▶ _WORK TO DO_
Find and copy each line of the records where the string "http" shows up.
+ + + +
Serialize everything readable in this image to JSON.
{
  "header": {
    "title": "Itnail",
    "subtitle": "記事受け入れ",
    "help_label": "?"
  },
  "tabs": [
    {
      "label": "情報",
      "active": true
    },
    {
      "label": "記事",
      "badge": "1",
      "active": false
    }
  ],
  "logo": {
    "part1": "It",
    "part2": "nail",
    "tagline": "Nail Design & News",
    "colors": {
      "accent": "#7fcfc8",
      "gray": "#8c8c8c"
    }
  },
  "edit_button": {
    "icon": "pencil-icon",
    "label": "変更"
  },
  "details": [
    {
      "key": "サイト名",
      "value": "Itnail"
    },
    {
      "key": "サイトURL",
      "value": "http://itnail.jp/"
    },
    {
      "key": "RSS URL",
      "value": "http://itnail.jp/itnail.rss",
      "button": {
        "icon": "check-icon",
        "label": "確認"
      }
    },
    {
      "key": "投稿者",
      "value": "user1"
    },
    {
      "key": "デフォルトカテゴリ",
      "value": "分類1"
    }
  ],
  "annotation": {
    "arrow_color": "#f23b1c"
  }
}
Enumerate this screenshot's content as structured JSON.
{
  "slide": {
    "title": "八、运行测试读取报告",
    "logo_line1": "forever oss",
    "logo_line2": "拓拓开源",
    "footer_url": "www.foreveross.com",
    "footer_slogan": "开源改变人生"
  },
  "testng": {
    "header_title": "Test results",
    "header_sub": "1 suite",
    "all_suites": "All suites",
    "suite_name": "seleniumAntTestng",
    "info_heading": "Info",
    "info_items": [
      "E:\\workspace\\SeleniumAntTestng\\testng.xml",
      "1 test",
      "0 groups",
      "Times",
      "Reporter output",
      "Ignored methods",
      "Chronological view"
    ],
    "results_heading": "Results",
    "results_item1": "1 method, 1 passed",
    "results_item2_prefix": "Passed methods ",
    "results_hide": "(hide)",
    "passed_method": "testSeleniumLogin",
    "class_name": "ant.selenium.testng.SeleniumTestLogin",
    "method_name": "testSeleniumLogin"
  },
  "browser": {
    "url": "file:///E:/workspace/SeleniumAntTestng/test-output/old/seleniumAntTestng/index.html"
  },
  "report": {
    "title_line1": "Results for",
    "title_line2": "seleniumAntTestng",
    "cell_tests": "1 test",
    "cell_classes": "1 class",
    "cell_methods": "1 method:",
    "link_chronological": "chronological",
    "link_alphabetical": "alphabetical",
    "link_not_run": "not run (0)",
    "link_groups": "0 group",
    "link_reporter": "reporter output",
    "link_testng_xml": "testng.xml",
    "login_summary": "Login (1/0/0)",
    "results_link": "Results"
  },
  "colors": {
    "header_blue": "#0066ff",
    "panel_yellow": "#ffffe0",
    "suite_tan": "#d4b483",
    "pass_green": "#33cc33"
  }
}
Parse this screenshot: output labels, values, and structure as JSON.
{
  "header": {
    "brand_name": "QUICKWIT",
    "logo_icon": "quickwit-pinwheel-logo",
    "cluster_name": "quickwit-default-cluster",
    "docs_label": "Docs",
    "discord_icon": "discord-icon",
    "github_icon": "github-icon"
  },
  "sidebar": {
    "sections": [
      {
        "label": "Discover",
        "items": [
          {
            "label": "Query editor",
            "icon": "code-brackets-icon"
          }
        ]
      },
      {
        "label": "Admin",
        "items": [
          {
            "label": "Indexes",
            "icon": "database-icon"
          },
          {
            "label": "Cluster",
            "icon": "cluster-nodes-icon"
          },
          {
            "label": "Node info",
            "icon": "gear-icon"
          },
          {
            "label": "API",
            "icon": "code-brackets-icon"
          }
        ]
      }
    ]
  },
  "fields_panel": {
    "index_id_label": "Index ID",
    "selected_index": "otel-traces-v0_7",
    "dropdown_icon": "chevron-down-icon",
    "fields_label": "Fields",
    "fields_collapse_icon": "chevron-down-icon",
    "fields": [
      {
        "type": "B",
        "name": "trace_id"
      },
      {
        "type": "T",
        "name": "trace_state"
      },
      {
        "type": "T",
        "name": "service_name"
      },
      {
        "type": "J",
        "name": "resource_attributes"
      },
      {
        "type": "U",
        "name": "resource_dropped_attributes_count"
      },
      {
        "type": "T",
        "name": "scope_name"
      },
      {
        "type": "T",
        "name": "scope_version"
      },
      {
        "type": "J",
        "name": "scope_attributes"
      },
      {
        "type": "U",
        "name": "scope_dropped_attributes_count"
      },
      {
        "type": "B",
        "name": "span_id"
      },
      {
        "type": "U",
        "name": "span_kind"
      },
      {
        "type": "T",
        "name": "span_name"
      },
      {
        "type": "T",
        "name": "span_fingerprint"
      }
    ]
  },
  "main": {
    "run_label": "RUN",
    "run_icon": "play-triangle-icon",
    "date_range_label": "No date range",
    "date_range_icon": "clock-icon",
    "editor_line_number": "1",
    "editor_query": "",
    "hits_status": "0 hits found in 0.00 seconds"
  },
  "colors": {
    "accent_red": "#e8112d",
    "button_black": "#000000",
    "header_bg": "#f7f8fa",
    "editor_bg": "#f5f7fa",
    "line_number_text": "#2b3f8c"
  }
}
+ + + +
▶ _OUTPUT FOR THIS EXERCISE_
      "value": "http://itnail.jp/"
      "value": "http://itnail.jp/itnail.rss",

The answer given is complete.